# Directive 1
Reproduce the entire passage on the cache and data control units word for word.

Next, the preload control unit 43 in FIG. 10 is described. The preload address generating unit 47 generates address signals at the time of preload. The preload storage unit 48 executes management of the thread for which the preload request is issued. The sub-pass information management unit 49 stores information relating to the buffer which has been accessed in the sub-pass. The address storage unit 50 stores the address signal that has been generated in the preload address generating unit 47. In the above-described structure, the generated preload address is delivered to the cache management unit 45. As regards the preload, a detailed description will be given in a third embodiment of the invention.

Next, the operation of the data control unit 27 is described. The data control unit 27 manages the data transmission/reception between the cache memory 41, local memory 13 and rendering process unit 26. As is illustrated in FIG. 21, there are four kinds of data transmission/reception, i.e. preload, load/store, refill, and write-back. FIG. 21 is a conceptual view illustrating transmission/reception of data and signals at the time of executing preload, load/store, refill and write-back. In the present embodiment, a description is given of the load/store and refill.

The load operation at a time when the load/store instruction is issued is described with reference to FIG. 22. FIG. 22 is a block diagram of the pixel shader unit. “Load” is an operation for transferring data from the cache memory 41 to the rendering process unit 26.

To begin with, the load request signal is delivered from the rendering process unit 26 to the cache management unit 45. The address generating unit 40 generates addresses by the method as described with reference to FIG. 13 and FIG. 14, delivers the cache data address signal to the cache management unit 45, and delivers the cache index entry signal and cache entry signal to the cache access control unit 44.

# Exercise materials
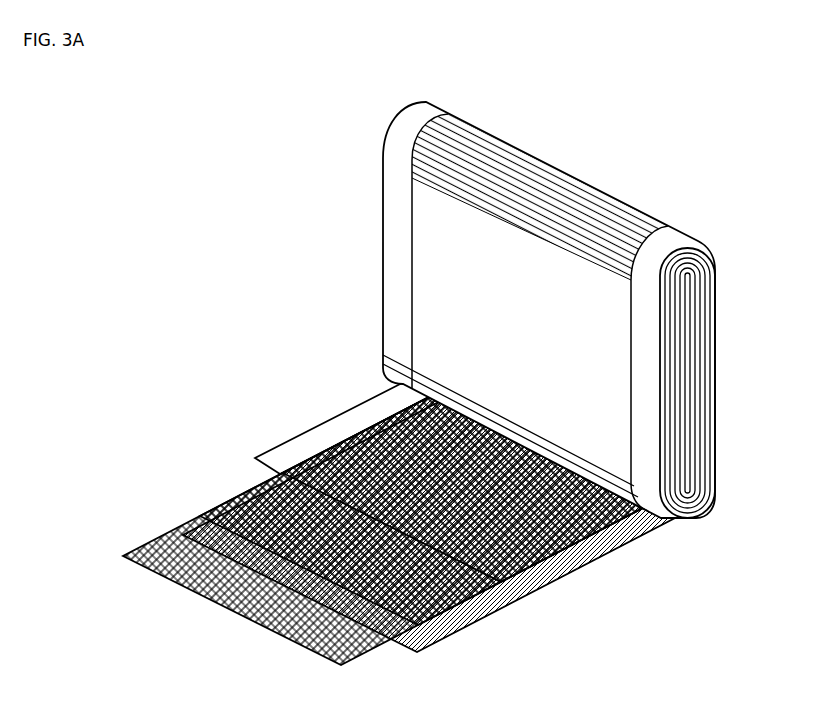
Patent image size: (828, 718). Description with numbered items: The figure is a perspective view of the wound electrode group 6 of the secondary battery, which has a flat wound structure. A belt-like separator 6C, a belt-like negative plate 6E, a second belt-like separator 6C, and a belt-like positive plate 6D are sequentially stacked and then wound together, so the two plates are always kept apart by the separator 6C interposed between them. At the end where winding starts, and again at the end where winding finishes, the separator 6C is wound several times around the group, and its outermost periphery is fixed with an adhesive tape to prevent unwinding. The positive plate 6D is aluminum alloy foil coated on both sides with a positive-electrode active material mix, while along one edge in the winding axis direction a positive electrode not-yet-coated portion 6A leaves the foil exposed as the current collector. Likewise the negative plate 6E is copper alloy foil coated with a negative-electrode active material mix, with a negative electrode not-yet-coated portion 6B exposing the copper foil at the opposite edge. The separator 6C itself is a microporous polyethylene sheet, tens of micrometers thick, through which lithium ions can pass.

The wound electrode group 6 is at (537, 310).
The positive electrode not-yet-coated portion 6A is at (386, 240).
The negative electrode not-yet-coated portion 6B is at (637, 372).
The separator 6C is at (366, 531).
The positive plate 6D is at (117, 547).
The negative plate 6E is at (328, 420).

---

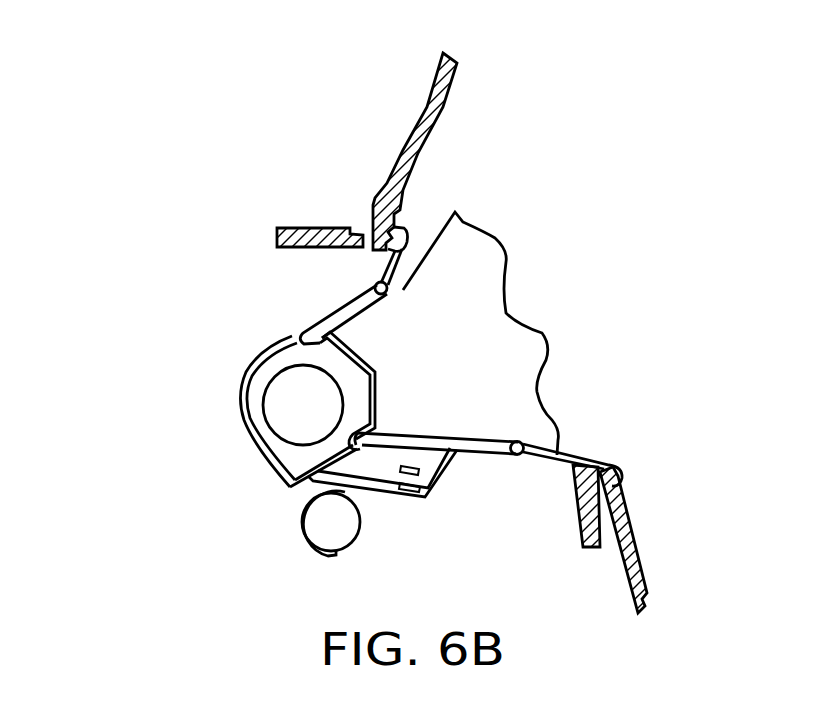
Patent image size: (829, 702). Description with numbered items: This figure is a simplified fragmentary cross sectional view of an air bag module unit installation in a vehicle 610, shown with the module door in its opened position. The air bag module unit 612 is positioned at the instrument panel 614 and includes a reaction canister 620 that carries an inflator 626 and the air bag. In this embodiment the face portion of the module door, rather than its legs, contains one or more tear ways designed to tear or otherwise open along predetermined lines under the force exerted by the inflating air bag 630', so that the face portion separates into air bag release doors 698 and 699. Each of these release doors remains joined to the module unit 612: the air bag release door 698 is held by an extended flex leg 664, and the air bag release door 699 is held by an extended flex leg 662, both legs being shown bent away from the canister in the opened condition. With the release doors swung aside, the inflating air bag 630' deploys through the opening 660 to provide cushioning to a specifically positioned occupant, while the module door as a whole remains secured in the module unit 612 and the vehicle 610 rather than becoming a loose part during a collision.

# Directive 2
Find every line of the records that contains the string "electrode", matching case, and copy each such line.

# Exercise result 1
Next, the preload control unit 43 in FIG. 10 is described. The preload address generating unit 47 generates address signals at the time of preload. The preload storage unit 48 executes management of the thread for which the preload request is issued. The sub-pass information management unit 49 stores information relating to the buffer which has been accessed in the sub-pass. The address storage unit 50 stores the address signal that has been generated in the preload address generating unit 47. In the above-described structure, the generated preload address is delivered to the cache management unit 45. As regards the preload, a detailed description will be given in a third embodiment of the invention.

Next, the operation of the data control unit 27 is described. The data control unit 27 manages the data transmission/reception between the cache memory 41, local memory 13 and rendering process unit 26. As is illustrated in FIG. 21, there are four kinds of data transmission/reception, i.e. preload, load/store, refill, and write-back. FIG. 21 is a conceptual view illustrating transmission/reception of data and signals at the time of executing preload, load/store, refill and write-back. In the present embodiment, a description is given of the load/store and refill.

The load operation at a time when the load/store instruction is issued is described with reference to FIG. 22. FIG. 22 is a block diagram of the pixel shader unit. “Load” is an operation for transferring data from the cache memory 41 to the rendering process unit 26.

To begin with, the load request signal is delivered from the rendering process unit 26 to the cache management unit 45. The address generating unit 40 generates addresses by the method as described with reference to FIG. 13 and FIG. 14, delivers the cache data address signal to the cache management unit 45, and delivers the cache index entry signal and cache entry signal to the cache access control unit 44.

# Exercise result 2
Patent image size: (828, 718). Description with numbered items: The figure is a perspective view of the wound electrode group 6 of the secondary battery, which has a flat wound structure. A belt-like separator 6C, a belt-like negative plate 6E, a second belt-like separator 6C, and a belt-like positive plate 6D are sequentially stacked and then wound together, so the two plates are always kept apart by the separator 6C interposed between them. At the end where winding starts, and again at the end where winding finishes, the separator 6C is wound several times around the group, and its outermost periphery is fixed with an adhesive tape to prevent unwinding. The positive plate 6D is aluminum alloy foil coated on both sides with a positive-electrode active material mix, while along one edge in the winding axis direction a positive electrode not-yet-coated portion 6A leaves the foil exposed as the current collector. Likewise the negative plate 6E is copper alloy foil coated with a negative-electrode active material mix, with a negative electrode not-yet-coated portion 6B exposing the copper foil at the opposite edge. The separator 6C itself is a microporous polyethylene sheet, tens of micrometers thick, through which lithium ions can pass.
The wound electrode group 6 is at (537, 310).
The positive electrode not-yet-coated portion 6A is at (386, 240).
The negative electrode not-yet-coated portion 6B is at (637, 372).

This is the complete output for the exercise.